Available records:
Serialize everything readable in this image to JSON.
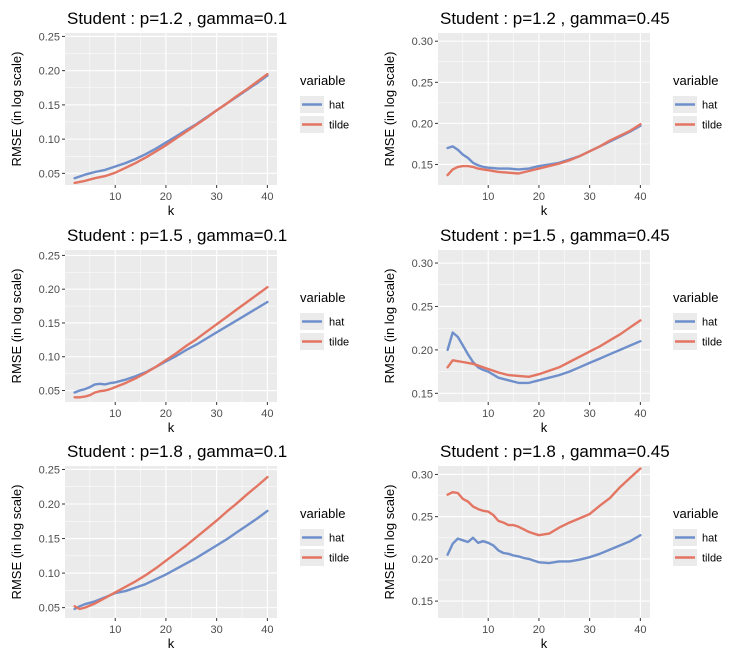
{
  "figure": {
    "background": "#ffffff",
    "panel_background": "#ebebeb",
    "grid_color": "#ffffff"
  },
  "chart_data": [
    {
      "type": "line",
      "title": "Student : p=1.2 , gamma=0.1",
      "xlabel": "k",
      "ylabel": "RMSE (in log scale)",
      "ylim": [
        0.033,
        0.255
      ],
      "xlim": [
        0.1,
        41.9
      ],
      "xticks": [
        10,
        20,
        30,
        40
      ],
      "yticks": [
        0.05,
        0.1,
        0.15,
        0.2,
        0.25
      ],
      "ytick_labels": [
        "0.05",
        "0.10",
        "0.15",
        "0.20",
        "0.25"
      ],
      "grid": true,
      "legend": {
        "title": "variable",
        "position": "right"
      },
      "series": [
        {
          "name": "hat",
          "color": "#6f8fcb",
          "x": [
            2,
            4,
            6,
            8,
            10,
            12,
            14,
            16,
            18,
            20,
            22,
            24,
            26,
            28,
            30,
            32,
            34,
            36,
            38,
            40
          ],
          "values": [
            0.043,
            0.048,
            0.052,
            0.055,
            0.06,
            0.065,
            0.071,
            0.078,
            0.086,
            0.095,
            0.104,
            0.113,
            0.122,
            0.132,
            0.142,
            0.152,
            0.162,
            0.172,
            0.182,
            0.193
          ]
        },
        {
          "name": "tilde",
          "color": "#e37563",
          "x": [
            2,
            4,
            6,
            8,
            10,
            12,
            14,
            16,
            18,
            20,
            22,
            24,
            26,
            28,
            30,
            32,
            34,
            36,
            38,
            40
          ],
          "values": [
            0.036,
            0.039,
            0.043,
            0.046,
            0.051,
            0.058,
            0.065,
            0.073,
            0.082,
            0.091,
            0.101,
            0.111,
            0.121,
            0.131,
            0.142,
            0.152,
            0.163,
            0.173,
            0.184,
            0.195
          ]
        }
      ]
    },
    {
      "type": "line",
      "title": "Student : p=1.2 , gamma=0.45",
      "xlabel": "k",
      "ylabel": "RMSE (in log scale)",
      "ylim": [
        0.125,
        0.31
      ],
      "xlim": [
        0.1,
        41.9
      ],
      "xticks": [
        10,
        20,
        30,
        40
      ],
      "yticks": [
        0.15,
        0.2,
        0.25,
        0.3
      ],
      "ytick_labels": [
        "0.15",
        "0.20",
        "0.25",
        "0.30"
      ],
      "grid": true,
      "legend": {
        "title": "variable",
        "position": "right"
      },
      "series": [
        {
          "name": "hat",
          "color": "#6f8fcb",
          "x": [
            2,
            3,
            4,
            5,
            6,
            7,
            8,
            9,
            10,
            12,
            14,
            16,
            18,
            20,
            22,
            24,
            26,
            28,
            30,
            32,
            34,
            36,
            38,
            40
          ],
          "values": [
            0.17,
            0.172,
            0.168,
            0.162,
            0.158,
            0.152,
            0.149,
            0.147,
            0.146,
            0.145,
            0.145,
            0.144,
            0.145,
            0.148,
            0.15,
            0.152,
            0.156,
            0.16,
            0.166,
            0.172,
            0.178,
            0.184,
            0.19,
            0.197
          ]
        },
        {
          "name": "tilde",
          "color": "#e37563",
          "x": [
            2,
            3,
            4,
            5,
            6,
            7,
            8,
            9,
            10,
            12,
            14,
            16,
            18,
            20,
            22,
            24,
            26,
            28,
            30,
            32,
            34,
            36,
            38,
            40
          ],
          "values": [
            0.137,
            0.144,
            0.147,
            0.148,
            0.148,
            0.147,
            0.145,
            0.144,
            0.143,
            0.141,
            0.14,
            0.139,
            0.142,
            0.145,
            0.148,
            0.151,
            0.155,
            0.16,
            0.166,
            0.172,
            0.179,
            0.185,
            0.191,
            0.199
          ]
        }
      ]
    },
    {
      "type": "line",
      "title": "Student : p=1.5 , gamma=0.1",
      "xlabel": "k",
      "ylabel": "RMSE (in log scale)",
      "ylim": [
        0.033,
        0.258
      ],
      "xlim": [
        0.1,
        41.9
      ],
      "xticks": [
        10,
        20,
        30,
        40
      ],
      "yticks": [
        0.05,
        0.1,
        0.15,
        0.2,
        0.25
      ],
      "ytick_labels": [
        "0.05",
        "0.10",
        "0.15",
        "0.20",
        "0.25"
      ],
      "grid": true,
      "legend": {
        "title": "variable",
        "position": "right"
      },
      "series": [
        {
          "name": "hat",
          "color": "#6f8fcb",
          "x": [
            2,
            3,
            4,
            5,
            6,
            7,
            8,
            9,
            10,
            12,
            14,
            16,
            18,
            20,
            22,
            24,
            26,
            28,
            30,
            32,
            34,
            36,
            38,
            40
          ],
          "values": [
            0.047,
            0.05,
            0.052,
            0.055,
            0.059,
            0.06,
            0.059,
            0.061,
            0.062,
            0.066,
            0.071,
            0.077,
            0.085,
            0.093,
            0.101,
            0.11,
            0.118,
            0.127,
            0.136,
            0.145,
            0.154,
            0.163,
            0.172,
            0.181
          ]
        },
        {
          "name": "tilde",
          "color": "#e37563",
          "x": [
            2,
            3,
            4,
            5,
            6,
            7,
            8,
            9,
            10,
            12,
            14,
            16,
            18,
            20,
            22,
            24,
            26,
            28,
            30,
            32,
            34,
            36,
            38,
            40
          ],
          "values": [
            0.04,
            0.04,
            0.041,
            0.043,
            0.047,
            0.049,
            0.05,
            0.052,
            0.055,
            0.061,
            0.068,
            0.076,
            0.085,
            0.095,
            0.105,
            0.116,
            0.126,
            0.137,
            0.148,
            0.159,
            0.17,
            0.181,
            0.192,
            0.203
          ]
        }
      ]
    },
    {
      "type": "line",
      "title": "Student : p=1.5 , gamma=0.45",
      "xlabel": "k",
      "ylabel": "RMSE (in log scale)",
      "ylim": [
        0.14,
        0.315
      ],
      "xlim": [
        0.1,
        41.9
      ],
      "xticks": [
        10,
        20,
        30,
        40
      ],
      "yticks": [
        0.15,
        0.2,
        0.25,
        0.3
      ],
      "ytick_labels": [
        "0.15",
        "0.20",
        "0.25",
        "0.30"
      ],
      "grid": true,
      "legend": {
        "title": "variable",
        "position": "right"
      },
      "series": [
        {
          "name": "hat",
          "color": "#6f8fcb",
          "x": [
            2,
            3,
            4,
            5,
            6,
            7,
            8,
            9,
            10,
            12,
            14,
            16,
            18,
            20,
            22,
            24,
            26,
            28,
            30,
            32,
            34,
            36,
            38,
            40
          ],
          "values": [
            0.2,
            0.22,
            0.215,
            0.205,
            0.195,
            0.186,
            0.18,
            0.177,
            0.175,
            0.168,
            0.165,
            0.162,
            0.162,
            0.165,
            0.168,
            0.171,
            0.175,
            0.18,
            0.185,
            0.19,
            0.195,
            0.2,
            0.205,
            0.21
          ]
        },
        {
          "name": "tilde",
          "color": "#e37563",
          "x": [
            2,
            3,
            4,
            5,
            6,
            7,
            8,
            9,
            10,
            12,
            14,
            16,
            18,
            20,
            22,
            24,
            26,
            28,
            30,
            32,
            34,
            36,
            38,
            40
          ],
          "values": [
            0.18,
            0.188,
            0.187,
            0.186,
            0.185,
            0.184,
            0.182,
            0.18,
            0.178,
            0.174,
            0.171,
            0.17,
            0.169,
            0.172,
            0.176,
            0.18,
            0.186,
            0.192,
            0.198,
            0.204,
            0.211,
            0.218,
            0.226,
            0.234
          ]
        }
      ]
    },
    {
      "type": "line",
      "title": "Student : p=1.8 , gamma=0.1",
      "xlabel": "k",
      "ylabel": "RMSE (in log scale)",
      "ylim": [
        0.035,
        0.255
      ],
      "xlim": [
        0.1,
        41.9
      ],
      "xticks": [
        10,
        20,
        30,
        40
      ],
      "yticks": [
        0.05,
        0.1,
        0.15,
        0.2,
        0.25
      ],
      "ytick_labels": [
        "0.05",
        "0.10",
        "0.15",
        "0.20",
        "0.25"
      ],
      "grid": true,
      "legend": {
        "title": "variable",
        "position": "right"
      },
      "series": [
        {
          "name": "hat",
          "color": "#6f8fcb",
          "x": [
            2,
            3,
            4,
            5,
            6,
            7,
            8,
            9,
            10,
            12,
            14,
            16,
            18,
            20,
            22,
            24,
            26,
            28,
            30,
            32,
            34,
            36,
            38,
            40
          ],
          "values": [
            0.048,
            0.052,
            0.055,
            0.057,
            0.059,
            0.062,
            0.065,
            0.068,
            0.071,
            0.074,
            0.079,
            0.084,
            0.091,
            0.098,
            0.106,
            0.114,
            0.122,
            0.131,
            0.14,
            0.149,
            0.159,
            0.169,
            0.179,
            0.19
          ]
        },
        {
          "name": "tilde",
          "color": "#e37563",
          "x": [
            2,
            3,
            4,
            5,
            6,
            7,
            8,
            9,
            10,
            12,
            14,
            16,
            18,
            20,
            22,
            24,
            26,
            28,
            30,
            32,
            34,
            36,
            38,
            40
          ],
          "values": [
            0.052,
            0.048,
            0.05,
            0.053,
            0.056,
            0.06,
            0.064,
            0.068,
            0.072,
            0.08,
            0.088,
            0.097,
            0.107,
            0.118,
            0.129,
            0.14,
            0.152,
            0.164,
            0.176,
            0.189,
            0.201,
            0.214,
            0.226,
            0.239
          ]
        }
      ]
    },
    {
      "type": "line",
      "title": "Student : p=1.8 , gamma=0.45",
      "xlabel": "k",
      "ylabel": "RMSE (in log scale)",
      "ylim": [
        0.13,
        0.31
      ],
      "xlim": [
        0.1,
        41.9
      ],
      "xticks": [
        10,
        20,
        30,
        40
      ],
      "yticks": [
        0.15,
        0.2,
        0.25,
        0.3
      ],
      "ytick_labels": [
        "0.15",
        "0.20",
        "0.25",
        "0.30"
      ],
      "grid": true,
      "legend": {
        "title": "variable",
        "position": "right"
      },
      "series": [
        {
          "name": "hat",
          "color": "#6f8fcb",
          "x": [
            2,
            3,
            4,
            5,
            6,
            7,
            8,
            9,
            10,
            11,
            12,
            13,
            14,
            15,
            16,
            17,
            18,
            19,
            20,
            22,
            24,
            26,
            28,
            30,
            32,
            34,
            36,
            38,
            40
          ],
          "values": [
            0.205,
            0.218,
            0.224,
            0.222,
            0.22,
            0.225,
            0.219,
            0.221,
            0.219,
            0.216,
            0.21,
            0.207,
            0.206,
            0.204,
            0.203,
            0.201,
            0.2,
            0.198,
            0.196,
            0.195,
            0.197,
            0.197,
            0.199,
            0.202,
            0.206,
            0.211,
            0.216,
            0.221,
            0.228
          ]
        },
        {
          "name": "tilde",
          "color": "#e37563",
          "x": [
            2,
            3,
            4,
            5,
            6,
            7,
            8,
            9,
            10,
            11,
            12,
            13,
            14,
            15,
            16,
            17,
            18,
            19,
            20,
            22,
            24,
            26,
            28,
            30,
            32,
            34,
            36,
            38,
            40
          ],
          "values": [
            0.276,
            0.279,
            0.278,
            0.271,
            0.268,
            0.262,
            0.259,
            0.257,
            0.256,
            0.252,
            0.245,
            0.243,
            0.24,
            0.24,
            0.238,
            0.235,
            0.232,
            0.23,
            0.228,
            0.23,
            0.237,
            0.243,
            0.248,
            0.253,
            0.263,
            0.272,
            0.285,
            0.296,
            0.307
          ]
        }
      ]
    }
  ]
}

Your objective: Each line in the data that holds the string "Student" should be found and copied.

Output below:
      "title": "Student : p=1.2 , gamma=0.1",
      "title": "Student : p=1.2 , gamma=0.45",
      "title": "Student : p=1.5 , gamma=0.1",
      "title": "Student : p=1.5 , gamma=0.45",
      "title": "Student : p=1.8 , gamma=0.1",
      "title": "Student : p=1.8 , gamma=0.45",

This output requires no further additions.